■ PASSAGE SHOWN ■
— begin —

BRIEF DESCRIPTION OF THE DRAWINGS
[0013] The above and other objects, features and advantages of the
present invention will be more clearly understood from the
following detailed description taken in conjunction with the
accompanying drawings, in which:
[0014] FIG. 1 is a diagram showing the configuration of an
apparatus for managing the index information of high-dimensional
data according to an embodiment of the present invention;
[0015] FIG. 2 is a diagram showing an example of an index
information distribution structure which is constructed by the
apparatus for managing index information, shown in FIG. 1.
[0016] FIG. 3 is a diagram showing the table structure of data
managed by the data service device shown in FIG. 1;
[0017] FIG. 4 shows an embodiment in which the apparatus for
managing index information, shown in FIG. 1, constructs
high-dimensional index information services using data service
devices; and
[0018] FIG. 5 is a flowchart showing the operation of managing the
apparatus for managing index information which is performed when a
large amount of new data has been added.
DESCRIPTION OF THE PREFERRED EMBODIMENTS
[0019] Reference now should be made to the drawings, in which the
same reference numerals are used throughout the different drawings
to designate the same or similar components.
[0020] FIG. 1 is a diagram showing the configuration of an
apparatus for managing the index information of high-dimensional
data according to an embodiment of the present invention.
[0021] Referring to FIG. 1, the apparatus 10 for managing index
information may include a control unit 110, a data service unit
120, and a storage device 130.
[0022] The apparatus 10 for managing index information may be
constructed of one or more computing devices, such as servers.

— end —

Page element annotations:
— begin —

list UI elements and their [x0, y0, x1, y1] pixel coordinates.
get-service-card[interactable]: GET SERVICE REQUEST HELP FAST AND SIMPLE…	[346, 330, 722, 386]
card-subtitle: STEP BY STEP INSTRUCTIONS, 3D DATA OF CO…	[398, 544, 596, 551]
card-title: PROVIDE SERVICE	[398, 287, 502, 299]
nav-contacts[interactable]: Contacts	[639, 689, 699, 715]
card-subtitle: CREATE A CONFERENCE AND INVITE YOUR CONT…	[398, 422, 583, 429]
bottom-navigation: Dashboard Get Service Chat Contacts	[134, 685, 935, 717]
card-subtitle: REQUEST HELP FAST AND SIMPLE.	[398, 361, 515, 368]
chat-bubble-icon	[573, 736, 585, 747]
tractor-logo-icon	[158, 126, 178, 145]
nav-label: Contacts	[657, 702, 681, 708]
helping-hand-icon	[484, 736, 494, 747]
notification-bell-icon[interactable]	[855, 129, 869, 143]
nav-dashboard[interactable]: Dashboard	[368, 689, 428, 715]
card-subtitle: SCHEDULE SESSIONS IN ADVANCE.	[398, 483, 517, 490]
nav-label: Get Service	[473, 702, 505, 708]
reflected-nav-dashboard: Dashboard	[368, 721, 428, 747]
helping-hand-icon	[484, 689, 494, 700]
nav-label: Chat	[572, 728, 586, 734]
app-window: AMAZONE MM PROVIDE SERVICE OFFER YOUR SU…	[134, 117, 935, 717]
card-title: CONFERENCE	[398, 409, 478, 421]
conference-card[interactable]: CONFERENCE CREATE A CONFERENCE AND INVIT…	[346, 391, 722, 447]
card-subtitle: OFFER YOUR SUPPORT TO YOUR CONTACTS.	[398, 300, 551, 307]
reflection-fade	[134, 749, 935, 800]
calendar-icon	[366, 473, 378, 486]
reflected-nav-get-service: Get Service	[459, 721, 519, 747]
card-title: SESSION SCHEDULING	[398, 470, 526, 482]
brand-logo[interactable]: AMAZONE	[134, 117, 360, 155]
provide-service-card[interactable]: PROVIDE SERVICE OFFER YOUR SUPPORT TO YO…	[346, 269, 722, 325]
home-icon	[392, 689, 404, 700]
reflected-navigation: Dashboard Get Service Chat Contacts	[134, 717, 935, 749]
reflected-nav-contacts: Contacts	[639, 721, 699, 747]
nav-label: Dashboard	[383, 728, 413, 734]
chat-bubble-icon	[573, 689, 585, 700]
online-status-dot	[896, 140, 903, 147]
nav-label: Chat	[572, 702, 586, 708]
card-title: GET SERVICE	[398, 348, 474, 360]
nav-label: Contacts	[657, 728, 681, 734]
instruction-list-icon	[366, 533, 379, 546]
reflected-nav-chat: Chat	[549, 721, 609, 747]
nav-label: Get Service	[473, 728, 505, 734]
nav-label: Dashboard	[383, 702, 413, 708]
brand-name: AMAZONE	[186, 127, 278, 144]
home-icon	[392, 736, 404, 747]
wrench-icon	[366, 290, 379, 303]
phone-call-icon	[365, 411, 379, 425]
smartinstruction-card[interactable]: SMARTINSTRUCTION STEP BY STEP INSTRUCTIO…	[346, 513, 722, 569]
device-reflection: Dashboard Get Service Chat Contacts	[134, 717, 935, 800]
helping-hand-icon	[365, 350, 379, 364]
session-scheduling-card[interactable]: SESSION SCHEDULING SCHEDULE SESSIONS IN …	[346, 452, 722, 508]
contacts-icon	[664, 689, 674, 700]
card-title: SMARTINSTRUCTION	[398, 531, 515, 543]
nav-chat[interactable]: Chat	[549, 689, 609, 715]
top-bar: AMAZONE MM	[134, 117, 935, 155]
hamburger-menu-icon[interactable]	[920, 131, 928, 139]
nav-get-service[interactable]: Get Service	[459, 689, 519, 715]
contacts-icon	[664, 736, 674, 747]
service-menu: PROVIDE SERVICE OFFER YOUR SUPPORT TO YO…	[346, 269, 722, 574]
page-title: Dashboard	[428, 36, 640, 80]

— end —

■ WRITTEN TASKS ■
1 > In the rows, rewrite the stretch running from the first line through the line containing "409, 478, 421]", swapping "card-subtitle" for "subtitle-text" and keeping all else the same.
2 > Carry on the passage about the apparatus for managing index information, picking up right after its last sentence.
The passage about the index-management apparatus has no connection to the rows.

■ TASK RESPONSES ■
1 >
list UI elements and their [x0, y0, x1, y1] pixel coordinates.
get-service-card[interactable]: GET SERVICE REQUEST HELP FAST AND SIMPLE…	[346, 330, 722, 386]
subtitle-text: STEP BY STEP INSTRUCTIONS, 3D DATA OF CO…	[398, 544, 596, 551]
card-title: PROVIDE SERVICE	[398, 287, 502, 299]
nav-contacts[interactable]: Contacts	[639, 689, 699, 715]
subtitle-text: CREATE A CONFERENCE AND INVITE YOUR CONT…	[398, 422, 583, 429]
bottom-navigation: Dashboard Get Service Chat Contacts	[134, 685, 935, 717]
subtitle-text: REQUEST HELP FAST AND SIMPLE.	[398, 361, 515, 368]
chat-bubble-icon	[573, 736, 585, 747]
tractor-logo-icon	[158, 126, 178, 145]
nav-label: Contacts	[657, 702, 681, 708]
helping-hand-icon	[484, 736, 494, 747]
notification-bell-icon[interactable]	[855, 129, 869, 143]
nav-dashboard[interactable]: Dashboard	[368, 689, 428, 715]
subtitle-text: SCHEDULE SESSIONS IN ADVANCE.	[398, 483, 517, 490]
nav-label: Get Service	[473, 702, 505, 708]
reflected-nav-dashboard: Dashboard	[368, 721, 428, 747]
helping-hand-icon	[484, 689, 494, 700]
nav-label: Chat	[572, 728, 586, 734]
app-window: AMAZONE MM PROVIDE SERVICE OFFER YOUR SU…	[134, 117, 935, 717]
card-title: CONFERENCE	[398, 409, 478, 421]

2 >
[0023] In other words, the control unit 110, data service unit 120
and storage device 130 of the apparatus 10 for managing index
information may be constructed of computing devices, such as
servers, which can be connected to each other.
[0024] Here, the data service unit 120 may include a plurality of
data service devices. Each of the plurality of data service devices
may be constructed of a computing device, and provide services,
such as the insertion, deletion and searching of data.
[0025] In this case, the storage device 130 may store or manage a
plurality of pieces of data, for example, large amounts of data,
high-dimensional index data, index distribution information data,
and index change information data in accordance with the service
operations performed by the plurality of data service devices.
[0026] That is, the apparatus 10 for managing index information
according to the present invention may be constructed of a
plurality of computing devices, thus forming a database system.
[0027] The control unit 110 may allocate part of the index data,
stored in the storage device 130, to each of the plurality of data
service devices of the data service unit 120 so as to provide
services (inserting, deleting or searching data), or withdraw part
of the index data from each of the plurality of data service
devices so as to stop providing services.
[0028] Furthermore, the control unit 110 may support the
availability of the data services by allocating and withdrawing
data based on monitoring the service operations performed by the
plurality of data service devices.
[0029] The control unit 110 may extract high-dimensional index data
ID using the operation of sampling a large amount of data input by
a user.
[0030] Furthermore, the control unit 110 may create index
distribution information IDI from the extracted high-dimensional
index data ID.
[0031] In other words, the control unit 110 divides a large feature
vector, extracted from the large amount of data input by the user,
into a plurality of partitions based on previously constructed
index distribution information IDI, thereby constructing
distributed high-dimensional indices which are easy to manage.
[0032] Furthermore, the control unit 110 may create the index
change information ICI of corresponding high-dimensional index data
ID based on a large amount of data changed by the user.
[0033] The control unit 110 may allocate the created index
distribution information IDI, the index data ID divided into a
plurality of partitions and the index change information ICI to the
plurality of data service devices of the data service unit 120, and
manage them based on the storage device 130.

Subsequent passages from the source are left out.